WORK TO BE COMPLETED:
Write every entry out again exactly, please, and skip the pictures.

GIVEN DATA:
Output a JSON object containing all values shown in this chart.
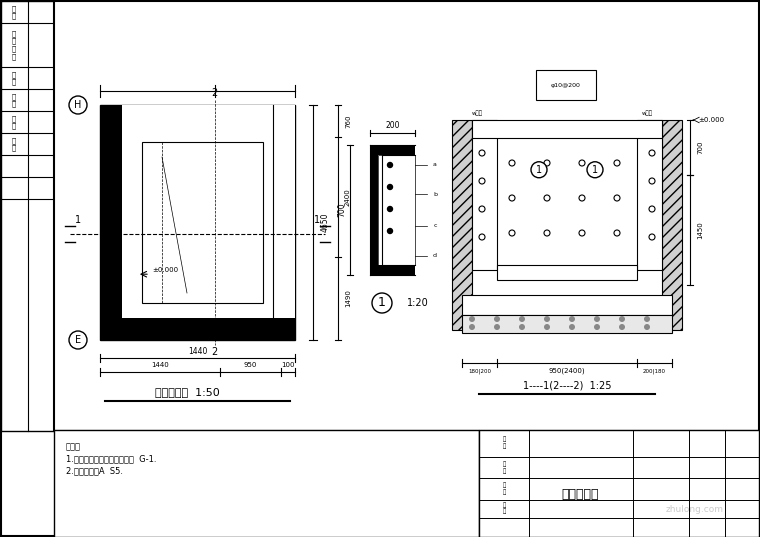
{
  "bg_color": "#ffffff",
  "plan_label": "集水井平面  1:50",
  "section_label": "1----1(2----2)  1:25",
  "note_text1": "说明：",
  "note_text2": "1.混凝土强度等级见结构图纸  G-1.",
  "note_text3": "2.其他说明见A  S5.",
  "title_label": "集水井大样",
  "watermark": "zhulong.com",
  "scale1_label": "1:20"
}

OUTPUT OF THE TASK:
Output a JSON object containing all values shown in this chart.
{
  "bg_color": "#ffffff",
  "plan_label": "集水井平面  1:50",
  "section_label": "1----1(2----2)  1:25",
  "note_text1": "说明：",
  "note_text2": "1.混凝土强度等级见结构图纸  G-1.",
  "note_text3": "2.其他说明见A  S5.",
  "title_label": "集水井大样",
  "watermark": "zhulong.com",
  "scale1_label": "1:20"
}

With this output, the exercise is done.